§ Data records
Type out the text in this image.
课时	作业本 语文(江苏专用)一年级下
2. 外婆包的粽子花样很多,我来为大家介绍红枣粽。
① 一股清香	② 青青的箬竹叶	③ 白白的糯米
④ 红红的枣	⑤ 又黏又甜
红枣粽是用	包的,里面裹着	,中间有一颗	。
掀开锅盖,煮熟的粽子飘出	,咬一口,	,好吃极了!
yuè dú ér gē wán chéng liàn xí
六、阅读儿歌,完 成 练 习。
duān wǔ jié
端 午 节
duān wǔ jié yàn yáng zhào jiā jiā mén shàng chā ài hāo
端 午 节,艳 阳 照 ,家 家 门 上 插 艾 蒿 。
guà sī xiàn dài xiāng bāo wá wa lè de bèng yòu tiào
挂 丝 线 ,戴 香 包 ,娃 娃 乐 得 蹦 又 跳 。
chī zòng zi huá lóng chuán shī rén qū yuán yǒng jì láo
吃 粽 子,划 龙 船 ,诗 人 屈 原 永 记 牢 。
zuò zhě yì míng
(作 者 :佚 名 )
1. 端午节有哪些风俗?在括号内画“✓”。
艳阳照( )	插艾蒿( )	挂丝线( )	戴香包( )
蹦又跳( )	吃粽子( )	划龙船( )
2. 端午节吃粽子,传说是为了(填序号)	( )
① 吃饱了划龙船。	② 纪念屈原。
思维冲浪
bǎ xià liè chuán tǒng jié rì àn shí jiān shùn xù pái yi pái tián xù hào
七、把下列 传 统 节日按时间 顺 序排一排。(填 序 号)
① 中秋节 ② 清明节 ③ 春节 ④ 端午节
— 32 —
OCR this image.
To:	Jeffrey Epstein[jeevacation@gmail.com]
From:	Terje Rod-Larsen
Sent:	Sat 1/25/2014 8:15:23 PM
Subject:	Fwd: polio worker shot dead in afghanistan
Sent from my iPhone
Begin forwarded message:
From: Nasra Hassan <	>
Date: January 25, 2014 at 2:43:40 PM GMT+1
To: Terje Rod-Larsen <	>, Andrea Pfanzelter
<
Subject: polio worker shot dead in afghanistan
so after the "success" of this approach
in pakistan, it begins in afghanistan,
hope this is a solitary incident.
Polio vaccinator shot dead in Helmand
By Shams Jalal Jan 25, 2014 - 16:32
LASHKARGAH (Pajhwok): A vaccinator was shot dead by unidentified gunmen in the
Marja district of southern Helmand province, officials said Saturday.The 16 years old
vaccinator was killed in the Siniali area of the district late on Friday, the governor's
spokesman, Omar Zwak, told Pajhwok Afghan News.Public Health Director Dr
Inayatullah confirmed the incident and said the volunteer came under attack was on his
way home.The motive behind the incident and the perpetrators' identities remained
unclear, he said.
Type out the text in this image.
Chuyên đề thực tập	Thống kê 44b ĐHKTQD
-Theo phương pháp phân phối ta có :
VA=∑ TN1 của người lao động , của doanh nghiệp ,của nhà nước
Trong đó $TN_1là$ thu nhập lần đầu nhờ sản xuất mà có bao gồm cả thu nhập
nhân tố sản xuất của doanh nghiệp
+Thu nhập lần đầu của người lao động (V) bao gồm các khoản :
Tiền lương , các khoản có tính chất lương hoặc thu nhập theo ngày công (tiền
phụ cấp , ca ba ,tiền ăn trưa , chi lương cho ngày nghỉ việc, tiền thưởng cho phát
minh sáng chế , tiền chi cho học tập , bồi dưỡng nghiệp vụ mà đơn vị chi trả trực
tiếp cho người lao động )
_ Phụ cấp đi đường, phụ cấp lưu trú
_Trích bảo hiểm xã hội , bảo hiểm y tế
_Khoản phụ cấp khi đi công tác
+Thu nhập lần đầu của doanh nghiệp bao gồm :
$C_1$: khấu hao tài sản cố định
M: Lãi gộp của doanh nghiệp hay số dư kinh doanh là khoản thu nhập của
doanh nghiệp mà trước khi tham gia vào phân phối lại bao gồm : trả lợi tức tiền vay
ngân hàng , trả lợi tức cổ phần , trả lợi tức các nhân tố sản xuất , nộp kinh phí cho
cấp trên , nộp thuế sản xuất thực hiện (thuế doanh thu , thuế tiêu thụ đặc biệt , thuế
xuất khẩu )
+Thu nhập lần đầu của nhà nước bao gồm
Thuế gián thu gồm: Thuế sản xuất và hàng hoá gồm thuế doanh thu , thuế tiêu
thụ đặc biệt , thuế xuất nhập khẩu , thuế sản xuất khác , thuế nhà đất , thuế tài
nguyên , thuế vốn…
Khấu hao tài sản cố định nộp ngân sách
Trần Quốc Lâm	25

§ Request
Reproduce the listing in full. Keep it exactly as written.

§ Correct response
Type out the text in this image.
课时	作业本 语文(江苏专用)一年级下
2. 外婆包的粽子花样很多,我来为大家介绍红枣粽。
① 一股清香	② 青青的箬竹叶	③ 白白的糯米
④ 红红的枣	⑤ 又黏又甜
红枣粽是用	包的,里面裹着	,中间有一颗	。
掀开锅盖,煮熟的粽子飘出	,咬一口,	,好吃极了!
yuè dú ér gē wán chéng liàn xí
六、阅读儿歌,完 成 练 习。
duān wǔ jié
端 午 节
duān wǔ jié yàn yáng zhào jiā jiā mén shàng chā ài hāo
端 午 节,艳 阳 照 ,家 家 门 上 插 艾 蒿 。
guà sī xiàn dài xiāng bāo wá wa lè de bèng yòu tiào
挂 丝 线 ,戴 香 包 ,娃 娃 乐 得 蹦 又 跳 。
chī zòng zi huá lóng chuán shī rén qū yuán yǒng jì láo
吃 粽 子,划 龙 船 ,诗 人 屈 原 永 记 牢 。
zuò zhě yì míng
(作 者 :佚 名 )
1. 端午节有哪些风俗?在括号内画“✓”。
艳阳照( )	插艾蒿( )	挂丝线( )	戴香包( )
蹦又跳( )	吃粽子( )	划龙船( )
2. 端午节吃粽子,传说是为了(填序号)	( )
① 吃饱了划龙船。	② 纪念屈原。
思维冲浪
bǎ xià liè chuán tǒng jié rì àn shí jiān shùn xù pái yi pái tián xù hào
七、把下列 传 统 节日按时间 顺 序排一排。(填 序 号)
① 中秋节 ② 清明节 ③ 春节 ④ 端午节
— 32 —
OCR this image.
To:	Jeffrey Epstein[jeevacation@gmail.com]
From:	Terje Rod-Larsen
Sent:	Sat 1/25/2014 8:15:23 PM
Subject:	Fwd: polio worker shot dead in afghanistan
Sent from my iPhone
Begin forwarded message:
From: Nasra Hassan <	>
Date: January 25, 2014 at 2:43:40 PM GMT+1
To: Terje Rod-Larsen <	>, Andrea Pfanzelter
<
Subject: polio worker shot dead in afghanistan
so after the "success" of this approach
in pakistan, it begins in afghanistan,
hope this is a solitary incident.
Polio vaccinator shot dead in Helmand
By Shams Jalal Jan 25, 2014 - 16:32
LASHKARGAH (Pajhwok): A vaccinator was shot dead by unidentified gunmen in the
Marja district of southern Helmand province, officials said Saturday.The 16 years old
vaccinator was killed in the Siniali area of the district late on Friday, the governor's
spokesman, Omar Zwak, told Pajhwok Afghan News.Public Health Director Dr
Inayatullah confirmed the incident and said the volunteer came under attack was on his
way home.The motive behind the incident and the perpetrators' identities remained
unclear, he said.
Type out the text in this image.
Chuyên đề thực tập	Thống kê 44b ĐHKTQD
-Theo phương pháp phân phối ta có :
VA=∑ TN1 của người lao động , của doanh nghiệp ,của nhà nước
Trong đó $TN_1là$ thu nhập lần đầu nhờ sản xuất mà có bao gồm cả thu nhập
nhân tố sản xuất của doanh nghiệp
+Thu nhập lần đầu của người lao động (V) bao gồm các khoản :
Tiền lương , các khoản có tính chất lương hoặc thu nhập theo ngày công (tiền
phụ cấp , ca ba ,tiền ăn trưa , chi lương cho ngày nghỉ việc, tiền thưởng cho phát
minh sáng chế , tiền chi cho học tập , bồi dưỡng nghiệp vụ mà đơn vị chi trả trực
tiếp cho người lao động )
_ Phụ cấp đi đường, phụ cấp lưu trú
_Trích bảo hiểm xã hội , bảo hiểm y tế
_Khoản phụ cấp khi đi công tác
+Thu nhập lần đầu của doanh nghiệp bao gồm :
$C_1$: khấu hao tài sản cố định
M: Lãi gộp của doanh nghiệp hay số dư kinh doanh là khoản thu nhập của
doanh nghiệp mà trước khi tham gia vào phân phối lại bao gồm : trả lợi tức tiền vay
ngân hàng , trả lợi tức cổ phần , trả lợi tức các nhân tố sản xuất , nộp kinh phí cho
cấp trên , nộp thuế sản xuất thực hiện (thuế doanh thu , thuế tiêu thụ đặc biệt , thuế
xuất khẩu )
+Thu nhập lần đầu của nhà nước bao gồm
Thuế gián thu gồm: Thuế sản xuất và hàng hoá gồm thuế doanh thu , thuế tiêu
thụ đặc biệt , thuế xuất nhập khẩu , thuế sản xuất khác , thuế nhà đất , thuế tài
nguyên , thuế vốn…
Khấu hao tài sản cố định nộp ngân sách
Trần Quốc Lâm	25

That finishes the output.